◆ **SET PROBLEM**
From the entries below, copy every line that holds the word "name".

◆ **SUPPLIED ENTRIES**
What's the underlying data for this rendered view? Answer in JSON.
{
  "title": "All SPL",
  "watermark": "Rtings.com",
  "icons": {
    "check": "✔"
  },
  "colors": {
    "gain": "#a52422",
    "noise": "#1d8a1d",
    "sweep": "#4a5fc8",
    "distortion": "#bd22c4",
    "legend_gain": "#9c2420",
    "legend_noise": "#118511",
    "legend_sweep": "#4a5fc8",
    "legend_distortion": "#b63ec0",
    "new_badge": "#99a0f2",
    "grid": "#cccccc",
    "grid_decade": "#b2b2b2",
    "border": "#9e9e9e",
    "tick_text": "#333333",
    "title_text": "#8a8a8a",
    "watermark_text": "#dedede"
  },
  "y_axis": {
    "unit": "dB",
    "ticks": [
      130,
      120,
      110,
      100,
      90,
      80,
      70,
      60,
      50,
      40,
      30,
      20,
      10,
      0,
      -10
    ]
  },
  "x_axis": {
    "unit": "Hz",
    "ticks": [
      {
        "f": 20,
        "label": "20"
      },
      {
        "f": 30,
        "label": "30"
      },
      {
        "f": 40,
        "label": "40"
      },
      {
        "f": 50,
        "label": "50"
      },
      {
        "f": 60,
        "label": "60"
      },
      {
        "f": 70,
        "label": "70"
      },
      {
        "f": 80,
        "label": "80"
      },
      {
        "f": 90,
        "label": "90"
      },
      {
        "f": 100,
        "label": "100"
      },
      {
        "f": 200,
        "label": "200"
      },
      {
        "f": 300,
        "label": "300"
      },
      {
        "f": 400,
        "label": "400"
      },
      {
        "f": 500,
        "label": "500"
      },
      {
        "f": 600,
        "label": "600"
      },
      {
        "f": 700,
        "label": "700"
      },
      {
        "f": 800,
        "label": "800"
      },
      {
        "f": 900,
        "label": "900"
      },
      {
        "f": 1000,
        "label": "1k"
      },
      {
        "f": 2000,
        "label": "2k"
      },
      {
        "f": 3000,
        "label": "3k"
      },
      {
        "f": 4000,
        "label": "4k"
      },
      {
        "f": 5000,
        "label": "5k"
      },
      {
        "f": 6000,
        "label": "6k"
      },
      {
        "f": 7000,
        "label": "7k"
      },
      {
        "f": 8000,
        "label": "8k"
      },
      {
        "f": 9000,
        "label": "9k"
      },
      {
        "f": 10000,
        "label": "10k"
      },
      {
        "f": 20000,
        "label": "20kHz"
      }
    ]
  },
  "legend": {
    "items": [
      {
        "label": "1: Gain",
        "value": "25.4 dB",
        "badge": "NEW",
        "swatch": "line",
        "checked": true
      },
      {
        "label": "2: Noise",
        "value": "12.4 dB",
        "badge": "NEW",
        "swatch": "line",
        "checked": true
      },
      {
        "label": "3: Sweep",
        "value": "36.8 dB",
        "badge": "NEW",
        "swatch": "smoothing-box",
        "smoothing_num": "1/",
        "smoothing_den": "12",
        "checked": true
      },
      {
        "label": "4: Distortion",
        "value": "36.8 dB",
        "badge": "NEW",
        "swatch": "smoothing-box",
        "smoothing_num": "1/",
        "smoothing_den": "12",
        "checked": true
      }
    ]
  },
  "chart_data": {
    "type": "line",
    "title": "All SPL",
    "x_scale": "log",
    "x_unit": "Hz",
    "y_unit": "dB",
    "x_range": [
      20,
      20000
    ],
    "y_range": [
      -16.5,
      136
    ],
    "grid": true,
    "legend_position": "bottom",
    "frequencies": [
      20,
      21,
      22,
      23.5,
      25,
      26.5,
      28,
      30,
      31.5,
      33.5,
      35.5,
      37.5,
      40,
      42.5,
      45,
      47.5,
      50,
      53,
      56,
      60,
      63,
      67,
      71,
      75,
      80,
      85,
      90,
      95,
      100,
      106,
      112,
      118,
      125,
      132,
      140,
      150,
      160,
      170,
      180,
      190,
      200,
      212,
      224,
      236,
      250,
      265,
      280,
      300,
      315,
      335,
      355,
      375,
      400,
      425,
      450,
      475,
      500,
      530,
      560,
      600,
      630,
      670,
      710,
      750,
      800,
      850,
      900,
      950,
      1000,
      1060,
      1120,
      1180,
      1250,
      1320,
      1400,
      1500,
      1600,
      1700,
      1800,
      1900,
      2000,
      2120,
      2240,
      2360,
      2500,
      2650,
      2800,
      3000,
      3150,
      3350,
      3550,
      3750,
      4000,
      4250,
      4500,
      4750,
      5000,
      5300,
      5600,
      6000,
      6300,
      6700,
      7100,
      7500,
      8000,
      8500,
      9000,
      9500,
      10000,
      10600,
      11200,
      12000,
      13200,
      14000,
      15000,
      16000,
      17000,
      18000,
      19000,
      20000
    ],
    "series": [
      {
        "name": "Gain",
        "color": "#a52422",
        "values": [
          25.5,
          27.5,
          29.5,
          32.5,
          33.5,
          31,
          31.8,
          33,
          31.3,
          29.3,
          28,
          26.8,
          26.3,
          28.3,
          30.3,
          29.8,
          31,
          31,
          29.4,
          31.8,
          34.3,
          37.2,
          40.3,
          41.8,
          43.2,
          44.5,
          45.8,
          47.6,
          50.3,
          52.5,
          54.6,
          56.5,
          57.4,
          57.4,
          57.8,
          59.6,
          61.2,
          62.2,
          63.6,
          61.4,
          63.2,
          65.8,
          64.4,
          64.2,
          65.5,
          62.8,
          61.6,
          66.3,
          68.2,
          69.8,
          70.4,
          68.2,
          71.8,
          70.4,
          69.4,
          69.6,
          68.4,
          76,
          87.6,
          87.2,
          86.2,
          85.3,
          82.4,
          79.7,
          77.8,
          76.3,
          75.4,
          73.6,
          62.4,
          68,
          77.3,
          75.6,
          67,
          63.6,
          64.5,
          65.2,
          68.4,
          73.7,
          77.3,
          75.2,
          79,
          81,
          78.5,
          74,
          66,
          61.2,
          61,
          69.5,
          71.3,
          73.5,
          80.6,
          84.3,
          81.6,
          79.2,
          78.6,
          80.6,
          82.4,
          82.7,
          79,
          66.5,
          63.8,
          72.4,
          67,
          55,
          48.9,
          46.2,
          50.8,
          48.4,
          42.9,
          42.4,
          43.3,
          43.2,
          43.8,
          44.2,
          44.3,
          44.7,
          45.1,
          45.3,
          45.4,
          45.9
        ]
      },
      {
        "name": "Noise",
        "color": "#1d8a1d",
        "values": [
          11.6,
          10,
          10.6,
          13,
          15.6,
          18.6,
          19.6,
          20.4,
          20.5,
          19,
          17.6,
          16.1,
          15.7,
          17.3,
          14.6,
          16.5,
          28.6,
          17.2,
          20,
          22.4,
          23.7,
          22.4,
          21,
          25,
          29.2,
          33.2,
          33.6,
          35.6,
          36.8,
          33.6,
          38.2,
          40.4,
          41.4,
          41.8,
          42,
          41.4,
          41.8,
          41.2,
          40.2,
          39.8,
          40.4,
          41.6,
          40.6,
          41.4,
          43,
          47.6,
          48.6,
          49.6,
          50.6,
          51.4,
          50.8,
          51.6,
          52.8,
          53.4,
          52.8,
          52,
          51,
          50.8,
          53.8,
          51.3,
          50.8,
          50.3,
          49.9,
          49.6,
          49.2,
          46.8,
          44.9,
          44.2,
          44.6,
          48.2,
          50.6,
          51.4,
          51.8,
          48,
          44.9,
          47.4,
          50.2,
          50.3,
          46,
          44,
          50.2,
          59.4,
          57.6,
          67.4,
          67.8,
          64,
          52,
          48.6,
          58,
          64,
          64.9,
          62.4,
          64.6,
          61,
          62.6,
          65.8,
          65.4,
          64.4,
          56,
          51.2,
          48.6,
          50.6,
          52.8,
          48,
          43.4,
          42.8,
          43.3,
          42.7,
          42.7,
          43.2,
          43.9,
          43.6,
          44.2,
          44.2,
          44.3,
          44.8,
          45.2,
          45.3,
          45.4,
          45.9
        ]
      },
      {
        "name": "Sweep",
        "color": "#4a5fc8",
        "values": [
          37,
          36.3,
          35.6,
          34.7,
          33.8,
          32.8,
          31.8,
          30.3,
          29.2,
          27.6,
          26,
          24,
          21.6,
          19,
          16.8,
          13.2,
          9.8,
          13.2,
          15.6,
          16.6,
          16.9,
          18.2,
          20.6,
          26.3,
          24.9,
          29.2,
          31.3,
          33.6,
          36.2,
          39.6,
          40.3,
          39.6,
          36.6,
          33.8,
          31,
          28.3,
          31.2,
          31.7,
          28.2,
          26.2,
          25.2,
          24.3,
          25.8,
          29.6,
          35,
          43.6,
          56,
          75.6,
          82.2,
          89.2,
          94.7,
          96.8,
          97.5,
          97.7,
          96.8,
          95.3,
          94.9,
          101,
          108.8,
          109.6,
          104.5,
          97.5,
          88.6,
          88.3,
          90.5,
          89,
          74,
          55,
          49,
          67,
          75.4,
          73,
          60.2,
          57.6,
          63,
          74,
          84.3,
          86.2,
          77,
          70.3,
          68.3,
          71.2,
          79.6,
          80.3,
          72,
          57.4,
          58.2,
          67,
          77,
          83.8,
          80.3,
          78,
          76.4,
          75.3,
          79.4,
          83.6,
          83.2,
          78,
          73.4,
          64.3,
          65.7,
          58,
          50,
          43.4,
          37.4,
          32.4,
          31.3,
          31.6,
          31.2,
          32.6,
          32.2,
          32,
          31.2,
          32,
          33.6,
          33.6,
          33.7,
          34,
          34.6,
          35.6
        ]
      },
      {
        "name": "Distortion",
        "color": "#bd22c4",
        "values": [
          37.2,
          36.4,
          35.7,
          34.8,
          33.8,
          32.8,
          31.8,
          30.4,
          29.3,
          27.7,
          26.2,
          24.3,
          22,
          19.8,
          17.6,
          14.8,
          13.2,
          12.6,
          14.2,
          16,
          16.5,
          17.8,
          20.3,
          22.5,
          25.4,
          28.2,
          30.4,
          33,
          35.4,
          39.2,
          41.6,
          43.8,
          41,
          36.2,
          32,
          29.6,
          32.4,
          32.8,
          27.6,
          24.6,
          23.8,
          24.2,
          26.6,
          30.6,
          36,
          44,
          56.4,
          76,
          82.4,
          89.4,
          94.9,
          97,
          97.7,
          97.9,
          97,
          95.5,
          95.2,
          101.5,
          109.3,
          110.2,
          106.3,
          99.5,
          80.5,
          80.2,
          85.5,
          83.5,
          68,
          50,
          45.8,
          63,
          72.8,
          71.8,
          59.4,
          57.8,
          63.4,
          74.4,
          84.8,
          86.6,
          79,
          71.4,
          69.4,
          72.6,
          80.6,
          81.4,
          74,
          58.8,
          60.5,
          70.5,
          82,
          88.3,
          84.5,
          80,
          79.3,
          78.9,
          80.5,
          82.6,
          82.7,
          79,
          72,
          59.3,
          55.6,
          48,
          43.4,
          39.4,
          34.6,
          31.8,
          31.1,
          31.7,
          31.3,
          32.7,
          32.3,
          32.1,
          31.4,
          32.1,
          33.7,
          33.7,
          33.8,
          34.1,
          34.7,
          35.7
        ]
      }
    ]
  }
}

◆ **TASK ANSWER**
        "name": "Gain",
        "name": "Noise",
        "name": "Sweep",
        "name": "Distortion",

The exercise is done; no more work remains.